## start Exercise material

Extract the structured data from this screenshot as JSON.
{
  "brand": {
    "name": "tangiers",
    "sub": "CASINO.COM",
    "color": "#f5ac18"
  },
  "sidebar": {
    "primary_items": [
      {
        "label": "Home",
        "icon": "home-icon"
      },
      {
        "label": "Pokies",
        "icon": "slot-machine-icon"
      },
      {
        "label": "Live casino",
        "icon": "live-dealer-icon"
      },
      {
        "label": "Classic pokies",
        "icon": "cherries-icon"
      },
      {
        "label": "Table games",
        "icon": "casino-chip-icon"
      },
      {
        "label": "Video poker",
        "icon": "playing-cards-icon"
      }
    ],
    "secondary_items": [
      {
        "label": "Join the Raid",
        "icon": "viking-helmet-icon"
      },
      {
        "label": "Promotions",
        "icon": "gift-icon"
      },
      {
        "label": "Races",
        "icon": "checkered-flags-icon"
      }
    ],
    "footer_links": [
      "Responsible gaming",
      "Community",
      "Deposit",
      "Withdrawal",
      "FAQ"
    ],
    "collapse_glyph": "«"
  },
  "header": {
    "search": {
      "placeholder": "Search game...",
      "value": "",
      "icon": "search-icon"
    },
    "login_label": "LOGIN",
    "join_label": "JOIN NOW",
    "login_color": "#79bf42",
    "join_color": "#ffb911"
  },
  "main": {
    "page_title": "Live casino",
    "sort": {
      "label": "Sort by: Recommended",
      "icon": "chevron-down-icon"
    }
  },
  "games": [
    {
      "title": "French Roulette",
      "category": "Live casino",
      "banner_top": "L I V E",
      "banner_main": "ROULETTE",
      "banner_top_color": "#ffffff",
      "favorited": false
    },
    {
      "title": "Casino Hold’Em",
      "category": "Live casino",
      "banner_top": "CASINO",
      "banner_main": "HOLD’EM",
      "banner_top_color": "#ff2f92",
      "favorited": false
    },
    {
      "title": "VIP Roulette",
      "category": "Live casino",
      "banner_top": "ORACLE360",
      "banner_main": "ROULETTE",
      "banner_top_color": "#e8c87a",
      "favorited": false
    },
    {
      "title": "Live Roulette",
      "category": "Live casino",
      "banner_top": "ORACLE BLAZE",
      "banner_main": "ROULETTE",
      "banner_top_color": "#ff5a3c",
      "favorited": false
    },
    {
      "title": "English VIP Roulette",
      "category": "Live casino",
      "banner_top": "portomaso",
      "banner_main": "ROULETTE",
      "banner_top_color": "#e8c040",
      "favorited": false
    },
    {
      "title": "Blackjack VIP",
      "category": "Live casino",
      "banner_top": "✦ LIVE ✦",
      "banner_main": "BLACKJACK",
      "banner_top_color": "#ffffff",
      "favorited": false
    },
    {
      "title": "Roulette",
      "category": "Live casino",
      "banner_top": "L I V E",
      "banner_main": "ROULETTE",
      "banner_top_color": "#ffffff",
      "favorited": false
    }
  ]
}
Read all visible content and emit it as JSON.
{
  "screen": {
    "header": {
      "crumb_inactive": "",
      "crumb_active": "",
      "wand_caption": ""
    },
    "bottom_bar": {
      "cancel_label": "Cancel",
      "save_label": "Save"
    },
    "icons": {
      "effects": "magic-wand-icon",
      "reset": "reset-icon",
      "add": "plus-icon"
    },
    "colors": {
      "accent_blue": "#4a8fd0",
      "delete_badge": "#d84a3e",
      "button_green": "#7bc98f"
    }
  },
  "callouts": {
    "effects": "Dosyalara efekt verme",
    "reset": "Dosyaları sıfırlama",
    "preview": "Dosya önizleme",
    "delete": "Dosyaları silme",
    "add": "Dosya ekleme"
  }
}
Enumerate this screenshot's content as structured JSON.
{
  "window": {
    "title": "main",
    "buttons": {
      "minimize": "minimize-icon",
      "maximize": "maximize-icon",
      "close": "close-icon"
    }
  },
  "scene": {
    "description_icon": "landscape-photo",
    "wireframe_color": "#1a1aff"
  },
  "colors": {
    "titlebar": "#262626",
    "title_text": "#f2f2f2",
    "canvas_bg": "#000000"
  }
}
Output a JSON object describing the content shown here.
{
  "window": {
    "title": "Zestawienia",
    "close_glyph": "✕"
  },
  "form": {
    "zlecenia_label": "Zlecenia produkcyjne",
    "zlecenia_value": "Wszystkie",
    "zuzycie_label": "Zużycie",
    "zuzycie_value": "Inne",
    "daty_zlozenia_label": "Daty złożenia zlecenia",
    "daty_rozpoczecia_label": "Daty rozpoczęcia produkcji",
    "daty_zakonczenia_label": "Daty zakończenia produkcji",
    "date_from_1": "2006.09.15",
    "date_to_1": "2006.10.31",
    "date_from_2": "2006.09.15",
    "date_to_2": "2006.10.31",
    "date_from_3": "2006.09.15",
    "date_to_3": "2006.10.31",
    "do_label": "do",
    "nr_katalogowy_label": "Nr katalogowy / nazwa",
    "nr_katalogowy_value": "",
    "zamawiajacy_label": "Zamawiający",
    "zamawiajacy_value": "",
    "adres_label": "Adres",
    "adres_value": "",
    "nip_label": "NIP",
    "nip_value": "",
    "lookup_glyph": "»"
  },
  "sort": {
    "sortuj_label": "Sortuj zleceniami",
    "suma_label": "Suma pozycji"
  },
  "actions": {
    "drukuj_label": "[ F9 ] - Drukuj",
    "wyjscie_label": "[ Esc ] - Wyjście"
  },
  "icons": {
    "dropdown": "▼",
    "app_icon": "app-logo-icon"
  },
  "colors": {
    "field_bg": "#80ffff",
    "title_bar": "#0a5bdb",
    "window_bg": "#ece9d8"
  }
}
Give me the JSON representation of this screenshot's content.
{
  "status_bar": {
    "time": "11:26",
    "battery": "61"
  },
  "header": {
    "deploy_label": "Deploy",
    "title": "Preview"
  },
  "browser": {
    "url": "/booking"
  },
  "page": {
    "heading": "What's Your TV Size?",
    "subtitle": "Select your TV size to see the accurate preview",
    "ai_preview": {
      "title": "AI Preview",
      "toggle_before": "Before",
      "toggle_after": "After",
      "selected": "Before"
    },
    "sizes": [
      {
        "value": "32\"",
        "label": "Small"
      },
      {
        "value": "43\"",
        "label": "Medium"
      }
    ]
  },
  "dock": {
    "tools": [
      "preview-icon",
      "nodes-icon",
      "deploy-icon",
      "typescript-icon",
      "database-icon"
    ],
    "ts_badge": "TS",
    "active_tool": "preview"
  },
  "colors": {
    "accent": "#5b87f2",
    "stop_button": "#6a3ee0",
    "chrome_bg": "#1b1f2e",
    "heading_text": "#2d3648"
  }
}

## end Exercise material

Copy out each line that contains the word "effects".

      "effects": "magic-wand-icon",
    "effects": "Dosyalara efekt verme",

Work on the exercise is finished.